**What needs to be done**
From the line that contains "Transcribe this image's" down to the last line of the data below, restate every line word for word, skipping any images.

Collected data entries:
begin
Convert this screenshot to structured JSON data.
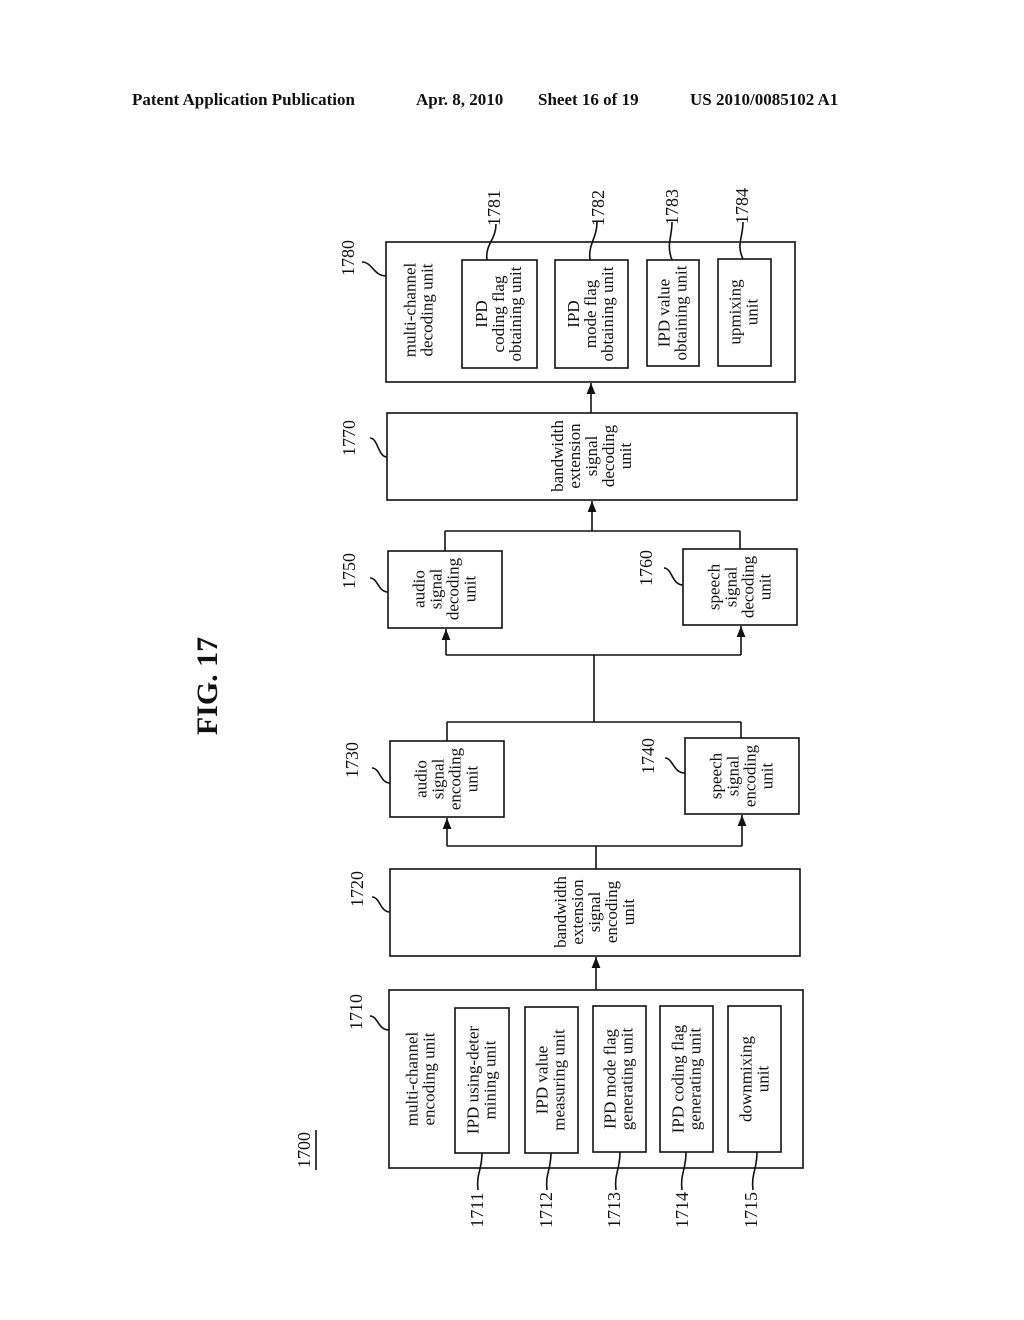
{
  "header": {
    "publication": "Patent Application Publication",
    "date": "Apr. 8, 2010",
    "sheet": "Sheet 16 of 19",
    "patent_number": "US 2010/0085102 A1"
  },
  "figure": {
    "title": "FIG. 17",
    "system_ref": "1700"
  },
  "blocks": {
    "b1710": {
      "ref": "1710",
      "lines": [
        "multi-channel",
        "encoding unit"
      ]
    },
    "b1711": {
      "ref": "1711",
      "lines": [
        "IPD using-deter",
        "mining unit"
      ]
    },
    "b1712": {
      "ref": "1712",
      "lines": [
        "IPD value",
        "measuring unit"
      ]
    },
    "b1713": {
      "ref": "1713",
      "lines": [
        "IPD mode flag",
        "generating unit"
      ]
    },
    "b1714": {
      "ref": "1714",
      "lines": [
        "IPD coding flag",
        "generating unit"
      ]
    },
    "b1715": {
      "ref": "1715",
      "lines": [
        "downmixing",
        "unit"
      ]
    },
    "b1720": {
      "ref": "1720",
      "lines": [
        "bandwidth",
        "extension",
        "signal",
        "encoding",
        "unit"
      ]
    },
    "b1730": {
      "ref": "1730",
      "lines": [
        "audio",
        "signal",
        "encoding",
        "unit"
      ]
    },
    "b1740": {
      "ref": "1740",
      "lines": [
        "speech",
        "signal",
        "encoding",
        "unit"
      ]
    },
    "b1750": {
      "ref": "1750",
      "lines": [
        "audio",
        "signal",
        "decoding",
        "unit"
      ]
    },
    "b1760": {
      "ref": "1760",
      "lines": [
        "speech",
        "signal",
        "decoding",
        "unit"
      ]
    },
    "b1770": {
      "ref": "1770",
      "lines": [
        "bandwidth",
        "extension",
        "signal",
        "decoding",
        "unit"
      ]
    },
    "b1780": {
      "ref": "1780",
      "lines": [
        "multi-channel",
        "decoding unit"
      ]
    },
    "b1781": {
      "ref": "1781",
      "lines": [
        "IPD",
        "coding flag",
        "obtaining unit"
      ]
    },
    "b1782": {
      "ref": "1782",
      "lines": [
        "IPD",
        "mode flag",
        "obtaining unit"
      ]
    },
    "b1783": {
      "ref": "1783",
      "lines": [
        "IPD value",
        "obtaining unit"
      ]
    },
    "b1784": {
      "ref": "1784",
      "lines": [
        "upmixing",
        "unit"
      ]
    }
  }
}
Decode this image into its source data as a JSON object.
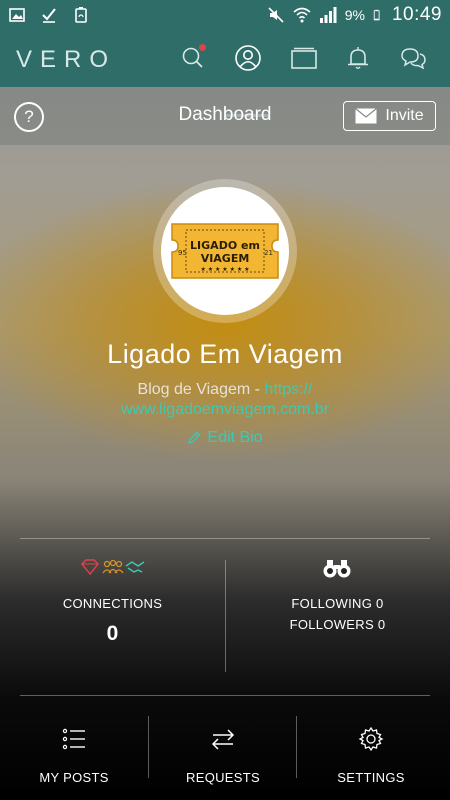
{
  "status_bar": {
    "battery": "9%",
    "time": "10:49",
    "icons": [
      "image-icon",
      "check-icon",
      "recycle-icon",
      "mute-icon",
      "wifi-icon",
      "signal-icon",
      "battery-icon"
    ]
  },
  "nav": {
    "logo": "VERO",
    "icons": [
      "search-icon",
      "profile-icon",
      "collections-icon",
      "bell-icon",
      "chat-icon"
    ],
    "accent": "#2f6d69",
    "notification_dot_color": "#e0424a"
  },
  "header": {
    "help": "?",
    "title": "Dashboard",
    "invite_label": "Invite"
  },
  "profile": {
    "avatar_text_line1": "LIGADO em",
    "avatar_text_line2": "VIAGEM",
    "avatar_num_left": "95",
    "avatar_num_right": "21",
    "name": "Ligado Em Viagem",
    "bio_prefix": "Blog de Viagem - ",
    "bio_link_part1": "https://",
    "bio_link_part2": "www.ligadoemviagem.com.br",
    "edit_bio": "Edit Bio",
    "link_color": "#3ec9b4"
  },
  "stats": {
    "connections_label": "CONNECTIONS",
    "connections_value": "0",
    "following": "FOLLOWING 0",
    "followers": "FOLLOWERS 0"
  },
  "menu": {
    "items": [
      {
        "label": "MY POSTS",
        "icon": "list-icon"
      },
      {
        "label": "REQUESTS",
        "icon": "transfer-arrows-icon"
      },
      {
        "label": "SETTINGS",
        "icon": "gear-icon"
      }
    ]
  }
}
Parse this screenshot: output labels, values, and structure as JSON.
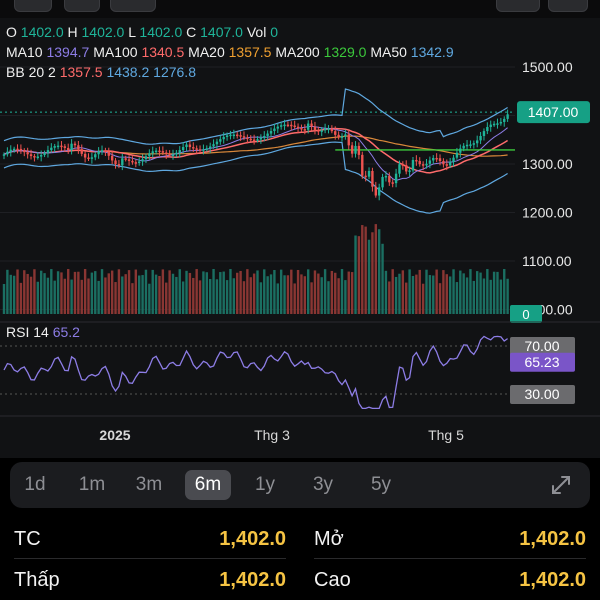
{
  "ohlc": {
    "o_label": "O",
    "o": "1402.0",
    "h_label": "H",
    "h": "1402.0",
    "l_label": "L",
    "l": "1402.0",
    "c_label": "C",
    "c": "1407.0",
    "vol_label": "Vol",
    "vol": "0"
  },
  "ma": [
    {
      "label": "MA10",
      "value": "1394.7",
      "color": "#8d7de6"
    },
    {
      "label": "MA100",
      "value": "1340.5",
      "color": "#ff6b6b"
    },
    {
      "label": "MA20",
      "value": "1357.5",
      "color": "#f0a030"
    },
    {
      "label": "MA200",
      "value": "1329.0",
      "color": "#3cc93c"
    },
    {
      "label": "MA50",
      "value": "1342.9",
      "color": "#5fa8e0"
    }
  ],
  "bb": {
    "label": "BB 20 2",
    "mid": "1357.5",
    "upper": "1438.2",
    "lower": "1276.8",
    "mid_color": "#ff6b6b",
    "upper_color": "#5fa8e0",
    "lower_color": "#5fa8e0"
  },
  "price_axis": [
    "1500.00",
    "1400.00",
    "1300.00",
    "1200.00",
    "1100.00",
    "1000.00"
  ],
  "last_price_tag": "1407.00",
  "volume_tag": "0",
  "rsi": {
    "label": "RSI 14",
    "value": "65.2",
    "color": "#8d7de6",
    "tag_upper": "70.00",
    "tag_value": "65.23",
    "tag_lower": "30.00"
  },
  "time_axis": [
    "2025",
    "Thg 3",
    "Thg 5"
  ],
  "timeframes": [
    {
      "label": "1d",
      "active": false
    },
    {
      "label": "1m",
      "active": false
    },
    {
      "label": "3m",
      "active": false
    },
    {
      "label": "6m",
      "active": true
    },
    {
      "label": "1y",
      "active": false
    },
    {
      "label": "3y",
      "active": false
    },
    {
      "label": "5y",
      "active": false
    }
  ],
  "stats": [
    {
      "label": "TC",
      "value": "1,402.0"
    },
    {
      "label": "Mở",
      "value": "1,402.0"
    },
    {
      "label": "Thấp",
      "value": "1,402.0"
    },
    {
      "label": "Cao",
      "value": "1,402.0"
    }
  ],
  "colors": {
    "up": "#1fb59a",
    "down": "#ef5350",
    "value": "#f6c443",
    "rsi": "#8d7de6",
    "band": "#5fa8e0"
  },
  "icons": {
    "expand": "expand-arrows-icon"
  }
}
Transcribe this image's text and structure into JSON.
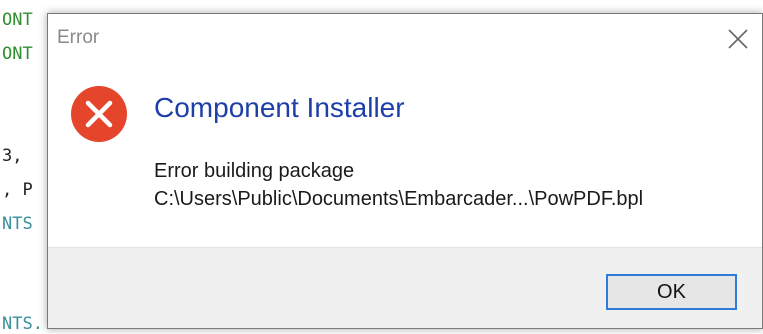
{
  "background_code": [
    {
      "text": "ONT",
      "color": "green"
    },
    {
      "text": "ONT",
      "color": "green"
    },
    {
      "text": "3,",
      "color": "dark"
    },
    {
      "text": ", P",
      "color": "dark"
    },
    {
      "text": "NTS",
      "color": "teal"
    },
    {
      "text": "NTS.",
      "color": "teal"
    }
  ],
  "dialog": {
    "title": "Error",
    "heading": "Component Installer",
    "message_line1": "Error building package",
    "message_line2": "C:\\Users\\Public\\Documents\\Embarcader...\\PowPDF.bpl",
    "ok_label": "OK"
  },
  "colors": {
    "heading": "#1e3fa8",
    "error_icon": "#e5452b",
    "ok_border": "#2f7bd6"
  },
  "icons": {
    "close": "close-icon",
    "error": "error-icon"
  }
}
end
**Result**
Transcribe this image's text and structure into JSON.
{
  "background_code": [
    {
      "text": "ONT",
      "color": "green"
    },
    {
      "text": "ONT",
      "color": "green"
    },
    {
      "text": "3,",
      "color": "dark"
    },
    {
      "text": ", P",
      "color": "dark"
    },
    {
      "text": "NTS",
      "color": "teal"
    },
    {
      "text": "NTS.",
      "color": "teal"
    }
  ],
  "dialog": {
    "title": "Error",
    "heading": "Component Installer",
    "message_line1": "Error building package",
    "message_line2": "C:\\Users\\Public\\Documents\\Embarcader...\\PowPDF.bpl",
    "ok_label": "OK"
  },
  "colors": {
    "heading": "#1e3fa8",
    "error_icon": "#e5452b",
    "ok_border": "#2f7bd6"
  },
  "icons": {
    "close": "close-icon",
    "error": "error-icon"
  }
}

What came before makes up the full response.